▸ EXERCISE BRIEF:
Sift the listing for lines that hold the string "besar" and pull them out.
## BEGIN STORED RECORDS
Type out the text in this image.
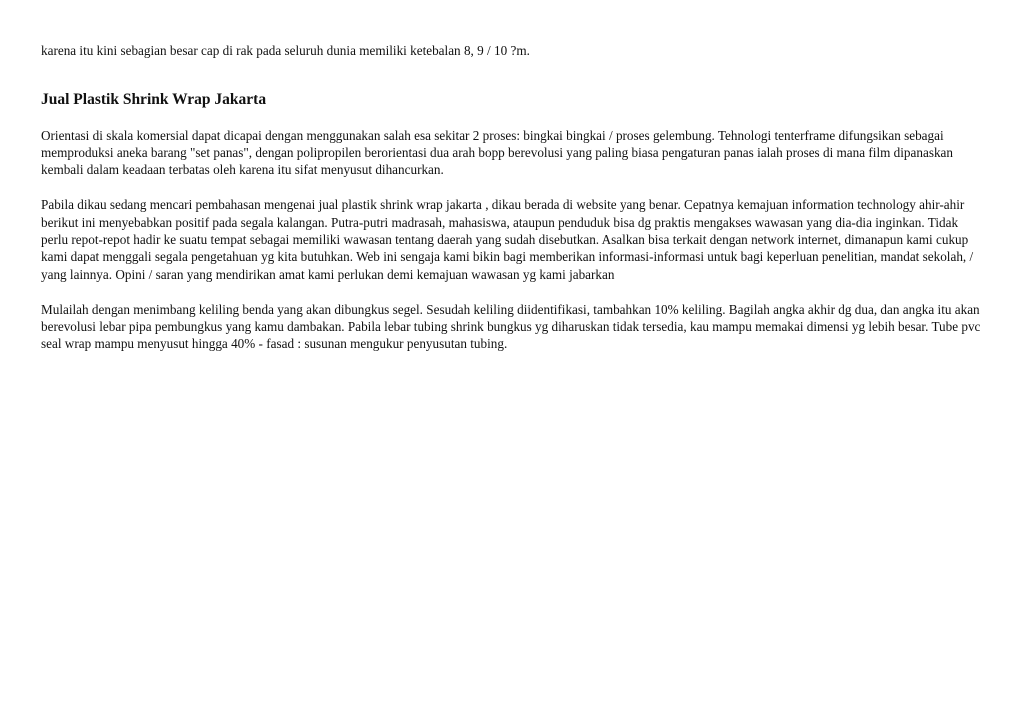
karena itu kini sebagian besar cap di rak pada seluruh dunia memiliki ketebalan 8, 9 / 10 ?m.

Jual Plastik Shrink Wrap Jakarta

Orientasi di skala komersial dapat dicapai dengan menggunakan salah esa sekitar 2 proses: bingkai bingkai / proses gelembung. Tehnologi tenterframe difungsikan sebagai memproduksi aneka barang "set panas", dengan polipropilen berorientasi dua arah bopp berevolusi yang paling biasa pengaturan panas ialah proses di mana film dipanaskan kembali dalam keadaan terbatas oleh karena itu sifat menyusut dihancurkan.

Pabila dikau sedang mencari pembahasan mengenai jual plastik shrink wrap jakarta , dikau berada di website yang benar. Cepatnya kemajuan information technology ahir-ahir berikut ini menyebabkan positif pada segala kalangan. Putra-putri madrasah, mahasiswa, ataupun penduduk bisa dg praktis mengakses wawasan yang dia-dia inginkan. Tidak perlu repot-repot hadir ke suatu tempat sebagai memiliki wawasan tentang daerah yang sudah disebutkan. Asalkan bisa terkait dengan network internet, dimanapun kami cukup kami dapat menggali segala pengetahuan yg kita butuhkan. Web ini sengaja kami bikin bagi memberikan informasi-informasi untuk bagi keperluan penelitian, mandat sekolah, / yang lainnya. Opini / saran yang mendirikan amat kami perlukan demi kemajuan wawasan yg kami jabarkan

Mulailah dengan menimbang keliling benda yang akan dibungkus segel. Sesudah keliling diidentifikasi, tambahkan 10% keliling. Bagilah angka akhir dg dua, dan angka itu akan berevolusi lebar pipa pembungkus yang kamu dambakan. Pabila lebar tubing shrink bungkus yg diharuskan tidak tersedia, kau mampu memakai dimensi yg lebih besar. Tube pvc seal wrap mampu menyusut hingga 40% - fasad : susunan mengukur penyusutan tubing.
## END STORED RECORDS
▸ FINISHED ANSWER:
karena itu kini sebagian besar cap di rak pada seluruh dunia memiliki ketebalan 8, 9 / 10 ?m.
Mulailah dengan menimbang keliling benda yang akan dibungkus segel. Sesudah keliling diidentifikasi, tambahkan 10% keliling. Bagilah angka akhir dg dua, dan angka itu akan berevolusi lebar pipa pembungkus yang kamu dambakan. Pabila lebar tubing shrink bungkus yg diharuskan tidak tersedia, kau mampu memakai dimensi yg lebih besar. Tube pvc seal wrap mampu menyusut hingga 40% - fasad : susunan mengukur penyusutan tubing.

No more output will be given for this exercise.